==== Raw data

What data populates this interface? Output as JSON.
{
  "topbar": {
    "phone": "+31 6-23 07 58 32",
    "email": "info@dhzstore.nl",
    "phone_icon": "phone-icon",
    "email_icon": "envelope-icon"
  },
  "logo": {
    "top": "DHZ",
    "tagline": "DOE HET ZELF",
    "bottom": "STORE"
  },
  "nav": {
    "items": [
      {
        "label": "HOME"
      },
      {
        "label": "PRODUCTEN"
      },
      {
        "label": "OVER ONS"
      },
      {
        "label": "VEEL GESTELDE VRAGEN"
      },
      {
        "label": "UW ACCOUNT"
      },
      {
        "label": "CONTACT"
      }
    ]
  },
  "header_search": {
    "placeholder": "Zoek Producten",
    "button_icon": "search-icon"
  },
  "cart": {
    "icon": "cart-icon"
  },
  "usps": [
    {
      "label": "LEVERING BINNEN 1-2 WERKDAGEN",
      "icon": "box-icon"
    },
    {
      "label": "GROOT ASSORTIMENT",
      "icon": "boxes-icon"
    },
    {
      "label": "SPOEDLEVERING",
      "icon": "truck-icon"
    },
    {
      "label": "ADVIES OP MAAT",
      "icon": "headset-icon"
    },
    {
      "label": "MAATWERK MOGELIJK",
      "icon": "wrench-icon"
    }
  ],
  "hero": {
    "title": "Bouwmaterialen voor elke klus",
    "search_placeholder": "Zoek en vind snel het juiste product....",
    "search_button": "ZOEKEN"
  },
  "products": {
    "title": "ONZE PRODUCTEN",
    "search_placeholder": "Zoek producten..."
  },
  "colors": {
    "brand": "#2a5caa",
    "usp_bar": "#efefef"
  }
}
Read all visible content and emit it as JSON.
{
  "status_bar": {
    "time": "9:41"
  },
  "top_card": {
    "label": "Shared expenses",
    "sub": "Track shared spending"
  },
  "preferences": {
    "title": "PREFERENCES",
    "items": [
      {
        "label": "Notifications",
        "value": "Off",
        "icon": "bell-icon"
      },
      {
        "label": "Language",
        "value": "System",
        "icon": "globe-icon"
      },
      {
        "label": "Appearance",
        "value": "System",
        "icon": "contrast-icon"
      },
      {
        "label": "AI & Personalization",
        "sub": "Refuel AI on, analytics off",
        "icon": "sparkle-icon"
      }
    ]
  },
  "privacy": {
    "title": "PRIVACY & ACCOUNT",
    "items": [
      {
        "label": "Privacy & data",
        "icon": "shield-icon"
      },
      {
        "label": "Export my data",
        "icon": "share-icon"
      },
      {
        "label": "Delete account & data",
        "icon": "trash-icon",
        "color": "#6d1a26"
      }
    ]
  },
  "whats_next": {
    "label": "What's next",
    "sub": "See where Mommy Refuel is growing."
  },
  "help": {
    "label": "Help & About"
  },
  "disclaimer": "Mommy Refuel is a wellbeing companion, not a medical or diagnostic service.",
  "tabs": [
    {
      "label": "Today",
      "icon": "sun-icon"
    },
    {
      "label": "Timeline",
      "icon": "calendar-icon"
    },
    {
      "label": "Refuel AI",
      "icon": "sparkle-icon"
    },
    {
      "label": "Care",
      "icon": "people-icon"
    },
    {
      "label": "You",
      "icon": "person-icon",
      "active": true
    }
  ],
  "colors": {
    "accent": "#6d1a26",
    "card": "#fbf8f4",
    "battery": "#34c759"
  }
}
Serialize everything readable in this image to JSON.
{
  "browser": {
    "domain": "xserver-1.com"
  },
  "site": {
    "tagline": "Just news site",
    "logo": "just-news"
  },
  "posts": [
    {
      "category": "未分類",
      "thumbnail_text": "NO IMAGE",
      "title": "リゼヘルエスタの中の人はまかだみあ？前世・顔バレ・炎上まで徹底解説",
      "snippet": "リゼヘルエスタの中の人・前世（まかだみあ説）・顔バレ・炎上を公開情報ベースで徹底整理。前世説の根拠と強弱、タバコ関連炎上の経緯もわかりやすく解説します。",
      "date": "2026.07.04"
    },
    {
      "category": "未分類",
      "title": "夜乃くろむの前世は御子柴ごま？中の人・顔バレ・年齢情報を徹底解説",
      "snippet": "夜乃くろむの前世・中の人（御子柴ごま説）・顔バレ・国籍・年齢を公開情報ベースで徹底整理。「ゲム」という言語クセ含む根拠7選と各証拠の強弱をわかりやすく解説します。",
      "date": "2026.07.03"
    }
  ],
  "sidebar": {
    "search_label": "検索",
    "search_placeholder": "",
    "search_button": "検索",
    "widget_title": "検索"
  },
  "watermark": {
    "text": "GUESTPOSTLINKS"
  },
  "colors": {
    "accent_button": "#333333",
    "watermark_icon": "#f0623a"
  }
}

========

- Aim
Each line of the material should be echoed exactly.

- Exercise result
What data populates this interface? Output as JSON.
{
  "topbar": {
    "phone": "+31 6-23 07 58 32",
    "email": "info@dhzstore.nl",
    "phone_icon": "phone-icon",
    "email_icon": "envelope-icon"
  },
  "logo": {
    "top": "DHZ",
    "tagline": "DOE HET ZELF",
    "bottom": "STORE"
  },
  "nav": {
    "items": [
      {
        "label": "HOME"
      },
      {
        "label": "PRODUCTEN"
      },
      {
        "label": "OVER ONS"
      },
      {
        "label": "VEEL GESTELDE VRAGEN"
      },
      {
        "label": "UW ACCOUNT"
      },
      {
        "label": "CONTACT"
      }
    ]
  },
  "header_search": {
    "placeholder": "Zoek Producten",
    "button_icon": "search-icon"
  },
  "cart": {
    "icon": "cart-icon"
  },
  "usps": [
    {
      "label": "LEVERING BINNEN 1-2 WERKDAGEN",
      "icon": "box-icon"
    },
    {
      "label": "GROOT ASSORTIMENT",
      "icon": "boxes-icon"
    },
    {
      "label": "SPOEDLEVERING",
      "icon": "truck-icon"
    },
    {
      "label": "ADVIES OP MAAT",
      "icon": "headset-icon"
    },
    {
      "label": "MAATWERK MOGELIJK",
      "icon": "wrench-icon"
    }
  ],
  "hero": {
    "title": "Bouwmaterialen voor elke klus",
    "search_placeholder": "Zoek en vind snel het juiste product....",
    "search_button": "ZOEKEN"
  },
  "products": {
    "title": "ONZE PRODUCTEN",
    "search_placeholder": "Zoek producten..."
  },
  "colors": {
    "brand": "#2a5caa",
    "usp_bar": "#efefef"
  }
}
Read all visible content and emit it as JSON.
{
  "status_bar": {
    "time": "9:41"
  },
  "top_card": {
    "label": "Shared expenses",
    "sub": "Track shared spending"
  },
  "preferences": {
    "title": "PREFERENCES",
    "items": [
      {
        "label": "Notifications",
        "value": "Off",
        "icon": "bell-icon"
      },
      {
        "label": "Language",
        "value": "System",
        "icon": "globe-icon"
      },
      {
        "label": "Appearance",
        "value": "System",
        "icon": "contrast-icon"
      },
      {
        "label": "AI & Personalization",
        "sub": "Refuel AI on, analytics off",
        "icon": "sparkle-icon"
      }
    ]
  },
  "privacy": {
    "title": "PRIVACY & ACCOUNT",
    "items": [
      {
        "label": "Privacy & data",
        "icon": "shield-icon"
      },
      {
        "label": "Export my data",
        "icon": "share-icon"
      },
      {
        "label": "Delete account & data",
        "icon": "trash-icon",
        "color": "#6d1a26"
      }
    ]
  },
  "whats_next": {
    "label": "What's next",
    "sub": "See where Mommy Refuel is growing."
  },
  "help": {
    "label": "Help & About"
  },
  "disclaimer": "Mommy Refuel is a wellbeing companion, not a medical or diagnostic service.",
  "tabs": [
    {
      "label": "Today",
      "icon": "sun-icon"
    },
    {
      "label": "Timeline",
      "icon": "calendar-icon"
    },
    {
      "label": "Refuel AI",
      "icon": "sparkle-icon"
    },
    {
      "label": "Care",
      "icon": "people-icon"
    },
    {
      "label": "You",
      "icon": "person-icon",
      "active": true
    }
  ],
  "colors": {
    "accent": "#6d1a26",
    "card": "#fbf8f4",
    "battery": "#34c759"
  }
}
Serialize everything readable in this image to JSON.
{
  "browser": {
    "domain": "xserver-1.com"
  },
  "site": {
    "tagline": "Just news site",
    "logo": "just-news"
  },
  "posts": [
    {
      "category": "未分類",
      "thumbnail_text": "NO IMAGE",
      "title": "リゼヘルエスタの中の人はまかだみあ？前世・顔バレ・炎上まで徹底解説",
      "snippet": "リゼヘルエスタの中の人・前世（まかだみあ説）・顔バレ・炎上を公開情報ベースで徹底整理。前世説の根拠と強弱、タバコ関連炎上の経緯もわかりやすく解説します。",
      "date": "2026.07.04"
    },
    {
      "category": "未分類",
      "title": "夜乃くろむの前世は御子柴ごま？中の人・顔バレ・年齢情報を徹底解説",
      "snippet": "夜乃くろむの前世・中の人（御子柴ごま説）・顔バレ・国籍・年齢を公開情報ベースで徹底整理。「ゲム」という言語クセ含む根拠7選と各証拠の強弱をわかりやすく解説します。",
      "date": "2026.07.03"
    }
  ],
  "sidebar": {
    "search_label": "検索",
    "search_placeholder": "",
    "search_button": "検索",
    "widget_title": "検索"
  },
  "watermark": {
    "text": "GUESTPOSTLINKS"
  },
  "colors": {
    "accent_button": "#333333",
    "watermark_icon": "#f0623a"
  }
}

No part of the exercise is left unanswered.